'''
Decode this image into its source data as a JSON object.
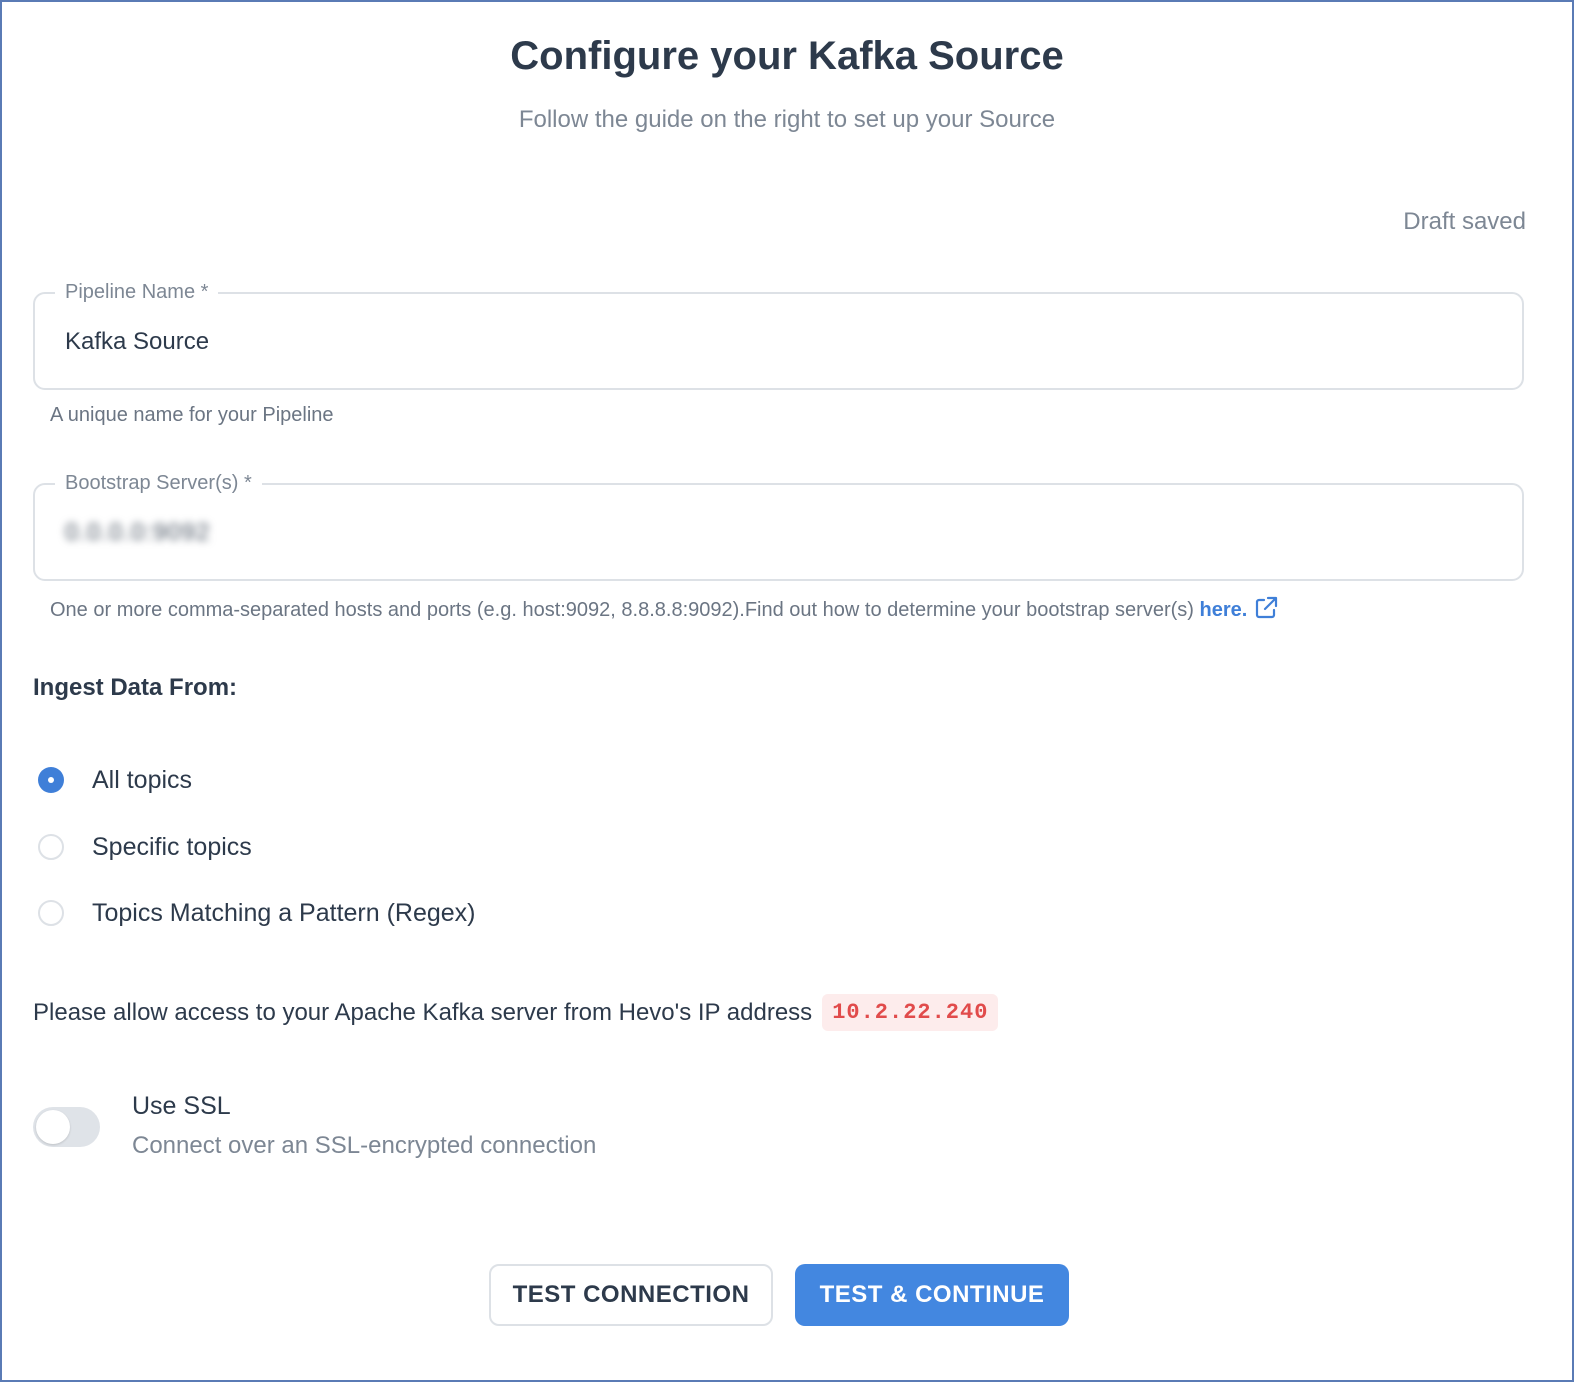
{
  "header": {
    "title": "Configure your Kafka Source",
    "subtitle": "Follow the guide on the right to set up your Source"
  },
  "status": {
    "draft": "Draft saved"
  },
  "fields": {
    "pipeline_name": {
      "label": "Pipeline Name *",
      "value": "Kafka Source",
      "helper": "A unique name for your Pipeline"
    },
    "bootstrap_servers": {
      "label": "Bootstrap Server(s) *",
      "value": "0.0.0.0:9092",
      "helper": "One or more comma-separated hosts and ports (e.g. host:9092, 8.8.8.8:9092).Find out how to determine your bootstrap server(s) ",
      "link_text": "here."
    }
  },
  "ingest": {
    "heading": "Ingest Data From:",
    "options": [
      {
        "label": "All topics",
        "checked": true
      },
      {
        "label": "Specific topics",
        "checked": false
      },
      {
        "label": "Topics Matching a Pattern (Regex)",
        "checked": false
      }
    ]
  },
  "ip_access": {
    "text": "Please allow access to your Apache Kafka server from Hevo's IP address",
    "ip": "10.2.22.240"
  },
  "ssl": {
    "title": "Use SSL",
    "description": "Connect over an SSL-encrypted connection",
    "enabled": false
  },
  "actions": {
    "test_connection": "TEST CONNECTION",
    "test_continue": "TEST & CONTINUE"
  },
  "colors": {
    "accent": "#4387e0",
    "ip_text": "#e14b4b",
    "ip_bg": "#fdecec"
  },
  "icons": {
    "external_link": "external-link-icon"
  }
}
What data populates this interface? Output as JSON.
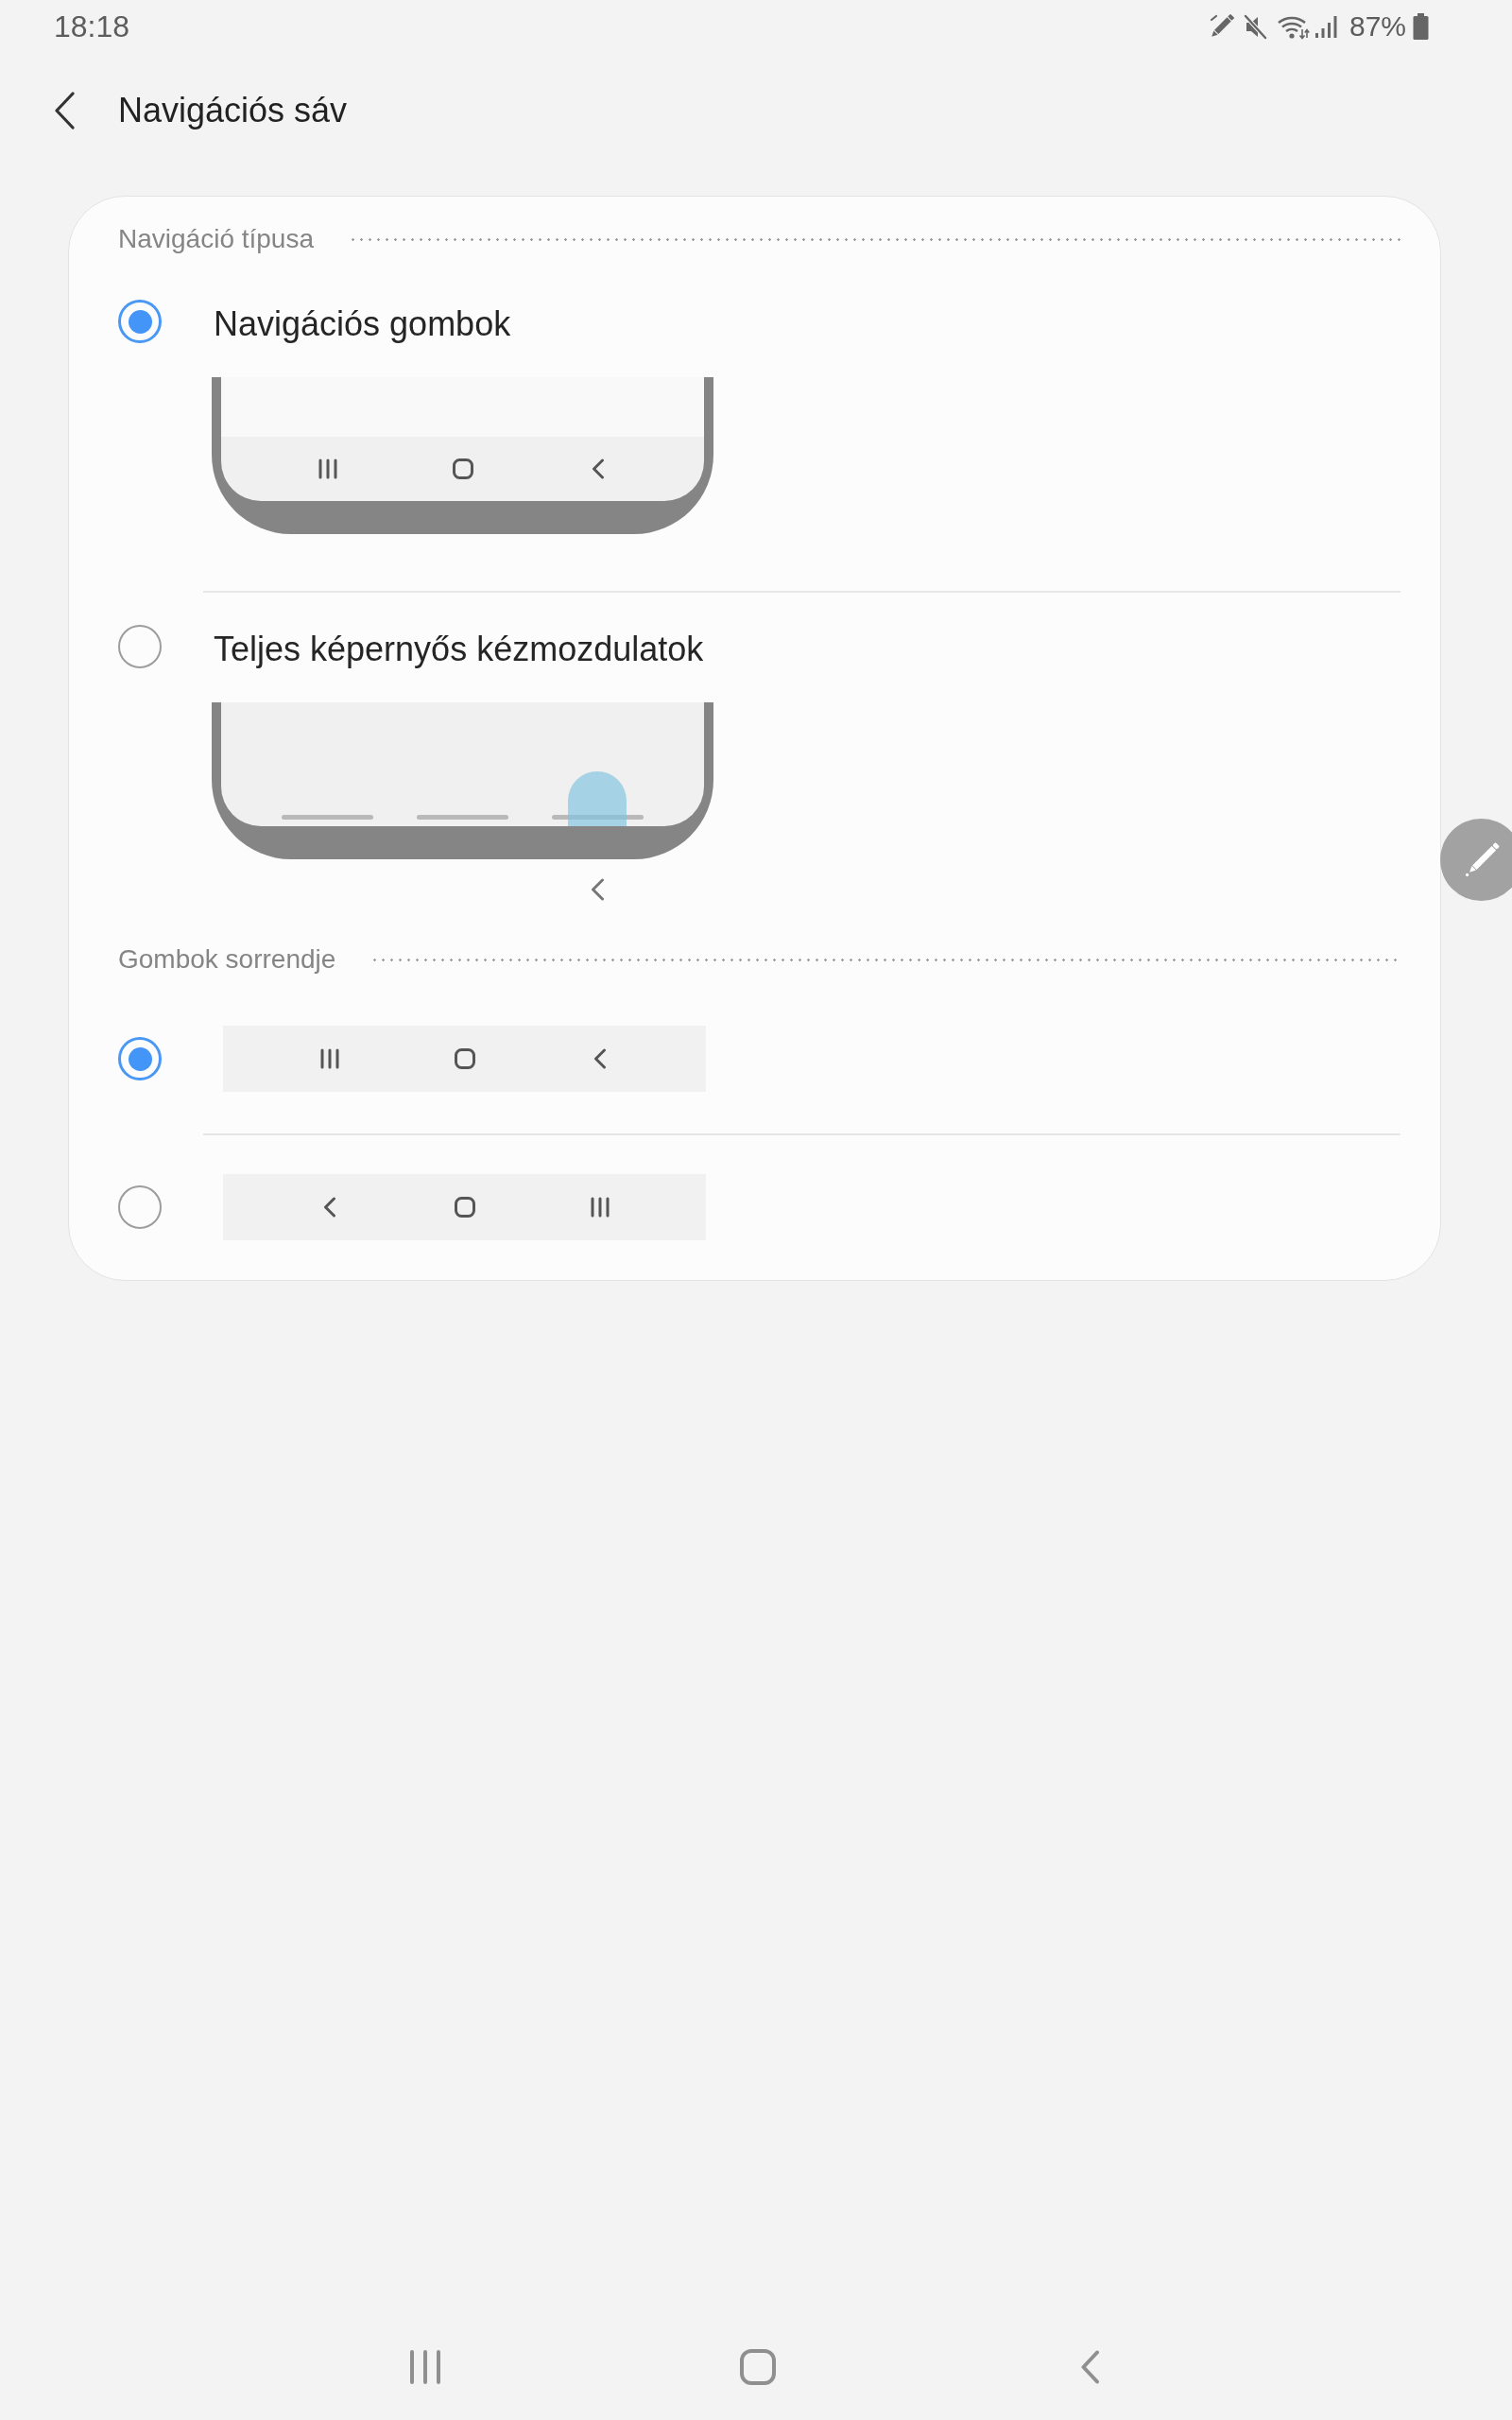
{
  "status_bar": {
    "time": "18:18",
    "battery": "87%"
  },
  "header": {
    "title": "Navigációs sáv"
  },
  "sections": [
    {
      "title": "Navigáció típusa",
      "options": [
        {
          "kind": "buttons_preview",
          "label": "Navigációs gombok",
          "selected": true
        },
        {
          "kind": "gesture_preview",
          "label": "Teljes képernyős kézmozdulatok",
          "selected": false
        }
      ]
    },
    {
      "title": "Gombok sorrendje",
      "options": [
        {
          "kind": "order_bar",
          "selected": true,
          "buttons": [
            {
              "kind": "recents"
            },
            {
              "kind": "home"
            },
            {
              "kind": "back"
            }
          ]
        },
        {
          "kind": "order_bar",
          "selected": false,
          "buttons": [
            {
              "kind": "back"
            },
            {
              "kind": "home"
            },
            {
              "kind": "recents"
            }
          ]
        }
      ]
    }
  ],
  "nav_bar": {
    "buttons": [
      {
        "kind": "recents"
      },
      {
        "kind": "home"
      },
      {
        "kind": "back"
      }
    ]
  }
}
'''
**What you need to do**
Write out the listing word for word, omitting the pictures it holds.

**Response to the exercise**
Decode this image into its source data as a JSON object.
{
  "header": {
    "title": "Configure your Kafka Source",
    "subtitle": "Follow the guide on the right to set up your Source"
  },
  "status": {
    "draft": "Draft saved"
  },
  "fields": {
    "pipeline_name": {
      "label": "Pipeline Name *",
      "value": "Kafka Source",
      "helper": "A unique name for your Pipeline"
    },
    "bootstrap_servers": {
      "label": "Bootstrap Server(s) *",
      "value": "0.0.0.0:9092",
      "helper": "One or more comma-separated hosts and ports (e.g. host:9092, 8.8.8.8:9092).Find out how to determine your bootstrap server(s) ",
      "link_text": "here."
    }
  },
  "ingest": {
    "heading": "Ingest Data From:",
    "options": [
      {
        "label": "All topics",
        "checked": true
      },
      {
        "label": "Specific topics",
        "checked": false
      },
      {
        "label": "Topics Matching a Pattern (Regex)",
        "checked": false
      }
    ]
  },
  "ip_access": {
    "text": "Please allow access to your Apache Kafka server from Hevo's IP address",
    "ip": "10.2.22.240"
  },
  "ssl": {
    "title": "Use SSL",
    "description": "Connect over an SSL-encrypted connection",
    "enabled": false
  },
  "actions": {
    "test_connection": "TEST CONNECTION",
    "test_continue": "TEST & CONTINUE"
  },
  "colors": {
    "accent": "#4387e0",
    "ip_text": "#e14b4b",
    "ip_bg": "#fdecec"
  },
  "icons": {
    "external_link": "external-link-icon"
  }
}
What data populates this interface? Output as JSON.
{
  "status_bar": {
    "time": "18:18",
    "battery": "87%"
  },
  "header": {
    "title": "Navigációs sáv"
  },
  "sections": [
    {
      "title": "Navigáció típusa",
      "options": [
        {
          "kind": "buttons_preview",
          "label": "Navigációs gombok",
          "selected": true
        },
        {
          "kind": "gesture_preview",
          "label": "Teljes képernyős kézmozdulatok",
          "selected": false
        }
      ]
    },
    {
      "title": "Gombok sorrendje",
      "options": [
        {
          "kind": "order_bar",
          "selected": true,
          "buttons": [
            {
              "kind": "recents"
            },
            {
              "kind": "home"
            },
            {
              "kind": "back"
            }
          ]
        },
        {
          "kind": "order_bar",
          "selected": false,
          "buttons": [
            {
              "kind": "back"
            },
            {
              "kind": "home"
            },
            {
              "kind": "recents"
            }
          ]
        }
      ]
    }
  ],
  "nav_bar": {
    "buttons": [
      {
        "kind": "recents"
      },
      {
        "kind": "home"
      },
      {
        "kind": "back"
      }
    ]
  }
}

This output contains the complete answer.